◆ Work to be completed:
Scan the records for the word "rmse". Copy each line that includes it.

** Start Provided entries **

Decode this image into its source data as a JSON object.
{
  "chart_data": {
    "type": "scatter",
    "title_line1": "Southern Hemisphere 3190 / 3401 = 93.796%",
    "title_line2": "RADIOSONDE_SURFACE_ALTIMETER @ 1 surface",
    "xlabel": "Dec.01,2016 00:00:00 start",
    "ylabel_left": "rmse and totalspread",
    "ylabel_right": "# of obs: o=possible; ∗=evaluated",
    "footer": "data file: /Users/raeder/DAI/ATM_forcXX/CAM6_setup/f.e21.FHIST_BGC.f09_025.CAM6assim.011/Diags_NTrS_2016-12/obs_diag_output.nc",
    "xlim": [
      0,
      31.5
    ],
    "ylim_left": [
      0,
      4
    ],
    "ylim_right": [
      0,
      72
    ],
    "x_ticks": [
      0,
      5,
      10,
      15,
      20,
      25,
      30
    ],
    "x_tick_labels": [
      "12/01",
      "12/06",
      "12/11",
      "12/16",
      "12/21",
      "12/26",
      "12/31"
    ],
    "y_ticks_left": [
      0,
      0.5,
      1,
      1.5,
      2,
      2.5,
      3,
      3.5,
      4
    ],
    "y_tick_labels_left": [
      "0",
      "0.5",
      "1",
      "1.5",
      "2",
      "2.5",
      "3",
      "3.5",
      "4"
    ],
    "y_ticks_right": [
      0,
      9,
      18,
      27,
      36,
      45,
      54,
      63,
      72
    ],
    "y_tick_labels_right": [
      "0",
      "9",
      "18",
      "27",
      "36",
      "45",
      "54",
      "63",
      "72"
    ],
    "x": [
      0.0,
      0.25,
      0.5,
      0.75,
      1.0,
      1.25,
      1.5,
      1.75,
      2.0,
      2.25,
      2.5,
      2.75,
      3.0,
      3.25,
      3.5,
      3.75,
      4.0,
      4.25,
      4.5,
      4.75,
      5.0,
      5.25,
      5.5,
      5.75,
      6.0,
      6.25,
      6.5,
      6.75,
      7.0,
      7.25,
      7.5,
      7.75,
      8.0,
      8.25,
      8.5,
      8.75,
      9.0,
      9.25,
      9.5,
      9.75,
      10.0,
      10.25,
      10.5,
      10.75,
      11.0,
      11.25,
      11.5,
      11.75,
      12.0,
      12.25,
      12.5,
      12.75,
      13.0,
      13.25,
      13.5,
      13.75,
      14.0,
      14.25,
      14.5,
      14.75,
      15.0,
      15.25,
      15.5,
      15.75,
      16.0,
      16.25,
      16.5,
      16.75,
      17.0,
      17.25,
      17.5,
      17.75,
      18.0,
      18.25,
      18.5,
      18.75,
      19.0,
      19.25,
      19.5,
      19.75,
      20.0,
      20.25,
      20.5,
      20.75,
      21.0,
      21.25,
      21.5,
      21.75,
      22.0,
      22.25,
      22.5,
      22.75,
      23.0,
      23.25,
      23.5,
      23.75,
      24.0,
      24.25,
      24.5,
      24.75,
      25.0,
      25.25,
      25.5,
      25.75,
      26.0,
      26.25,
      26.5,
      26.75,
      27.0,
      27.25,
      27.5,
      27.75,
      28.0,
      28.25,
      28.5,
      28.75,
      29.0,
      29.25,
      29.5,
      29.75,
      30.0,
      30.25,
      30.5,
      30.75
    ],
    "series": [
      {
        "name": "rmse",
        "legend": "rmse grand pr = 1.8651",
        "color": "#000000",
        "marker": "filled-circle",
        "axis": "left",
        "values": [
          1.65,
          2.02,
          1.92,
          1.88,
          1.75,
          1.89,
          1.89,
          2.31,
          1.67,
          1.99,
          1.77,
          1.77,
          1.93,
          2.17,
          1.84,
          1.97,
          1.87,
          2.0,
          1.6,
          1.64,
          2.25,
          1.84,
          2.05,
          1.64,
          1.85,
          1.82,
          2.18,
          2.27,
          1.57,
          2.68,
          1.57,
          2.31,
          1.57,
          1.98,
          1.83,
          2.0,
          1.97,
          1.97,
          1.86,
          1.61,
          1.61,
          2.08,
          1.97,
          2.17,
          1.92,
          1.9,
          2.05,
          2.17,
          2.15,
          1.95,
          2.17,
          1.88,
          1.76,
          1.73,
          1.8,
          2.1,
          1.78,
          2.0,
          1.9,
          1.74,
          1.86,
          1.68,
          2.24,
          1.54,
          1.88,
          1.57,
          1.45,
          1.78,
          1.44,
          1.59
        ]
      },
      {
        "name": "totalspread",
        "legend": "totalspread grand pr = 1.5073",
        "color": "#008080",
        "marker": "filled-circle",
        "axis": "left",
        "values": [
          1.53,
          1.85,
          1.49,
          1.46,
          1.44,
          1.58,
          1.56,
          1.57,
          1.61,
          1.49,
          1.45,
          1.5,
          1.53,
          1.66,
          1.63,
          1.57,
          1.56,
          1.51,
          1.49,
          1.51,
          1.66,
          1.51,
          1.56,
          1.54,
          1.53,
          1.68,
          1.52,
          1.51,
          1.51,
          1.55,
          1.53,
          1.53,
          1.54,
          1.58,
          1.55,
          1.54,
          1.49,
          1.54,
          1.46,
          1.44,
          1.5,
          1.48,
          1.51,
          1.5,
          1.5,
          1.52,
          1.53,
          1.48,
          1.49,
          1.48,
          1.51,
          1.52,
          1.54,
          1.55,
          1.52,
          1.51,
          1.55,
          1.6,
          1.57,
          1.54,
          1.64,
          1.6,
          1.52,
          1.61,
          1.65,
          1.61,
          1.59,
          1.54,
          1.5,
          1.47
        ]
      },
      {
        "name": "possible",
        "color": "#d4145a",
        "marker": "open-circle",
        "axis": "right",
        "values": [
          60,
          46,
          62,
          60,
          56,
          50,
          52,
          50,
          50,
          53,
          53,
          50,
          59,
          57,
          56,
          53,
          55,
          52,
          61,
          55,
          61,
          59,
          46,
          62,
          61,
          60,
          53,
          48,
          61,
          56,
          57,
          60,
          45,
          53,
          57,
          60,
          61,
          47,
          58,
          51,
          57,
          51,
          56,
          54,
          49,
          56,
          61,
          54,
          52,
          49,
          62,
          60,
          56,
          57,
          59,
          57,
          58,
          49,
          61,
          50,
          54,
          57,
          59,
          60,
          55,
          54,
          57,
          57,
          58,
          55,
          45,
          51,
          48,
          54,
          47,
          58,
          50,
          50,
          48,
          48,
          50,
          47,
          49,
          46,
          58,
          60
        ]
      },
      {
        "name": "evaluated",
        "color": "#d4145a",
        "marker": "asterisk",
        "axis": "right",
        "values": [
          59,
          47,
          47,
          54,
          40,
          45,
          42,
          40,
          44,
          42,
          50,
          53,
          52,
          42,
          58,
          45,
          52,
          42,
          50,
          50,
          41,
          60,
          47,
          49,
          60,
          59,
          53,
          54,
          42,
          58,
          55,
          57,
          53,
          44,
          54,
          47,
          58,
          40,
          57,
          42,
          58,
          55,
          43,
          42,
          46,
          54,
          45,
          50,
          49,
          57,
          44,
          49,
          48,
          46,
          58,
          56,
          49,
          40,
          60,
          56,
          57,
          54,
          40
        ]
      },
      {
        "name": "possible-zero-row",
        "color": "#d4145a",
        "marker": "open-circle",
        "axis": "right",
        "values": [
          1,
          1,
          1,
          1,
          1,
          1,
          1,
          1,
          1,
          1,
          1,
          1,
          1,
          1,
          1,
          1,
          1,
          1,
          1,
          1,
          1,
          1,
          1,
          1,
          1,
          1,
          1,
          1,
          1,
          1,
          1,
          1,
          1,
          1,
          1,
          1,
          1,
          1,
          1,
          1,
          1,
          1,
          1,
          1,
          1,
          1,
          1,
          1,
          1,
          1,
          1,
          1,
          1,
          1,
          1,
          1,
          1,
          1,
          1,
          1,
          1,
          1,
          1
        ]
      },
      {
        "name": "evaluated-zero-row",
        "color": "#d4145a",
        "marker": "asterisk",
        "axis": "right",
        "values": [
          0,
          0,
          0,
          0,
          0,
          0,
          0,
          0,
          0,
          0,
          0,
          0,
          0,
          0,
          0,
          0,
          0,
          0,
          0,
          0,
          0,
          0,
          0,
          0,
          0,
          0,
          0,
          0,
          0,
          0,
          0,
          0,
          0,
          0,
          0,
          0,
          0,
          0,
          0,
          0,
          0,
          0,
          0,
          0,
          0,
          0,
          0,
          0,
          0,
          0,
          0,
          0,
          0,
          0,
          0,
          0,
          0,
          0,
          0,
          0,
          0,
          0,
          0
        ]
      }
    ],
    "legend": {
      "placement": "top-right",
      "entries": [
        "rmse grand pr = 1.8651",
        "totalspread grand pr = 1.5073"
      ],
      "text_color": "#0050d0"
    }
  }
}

** End Provided entries **

◆ Problem solution:
    "ylabel_left": "rmse and totalspread",
        "name": "rmse",
        "legend": "rmse grand pr = 1.8651",
        "rmse grand pr = 1.8651",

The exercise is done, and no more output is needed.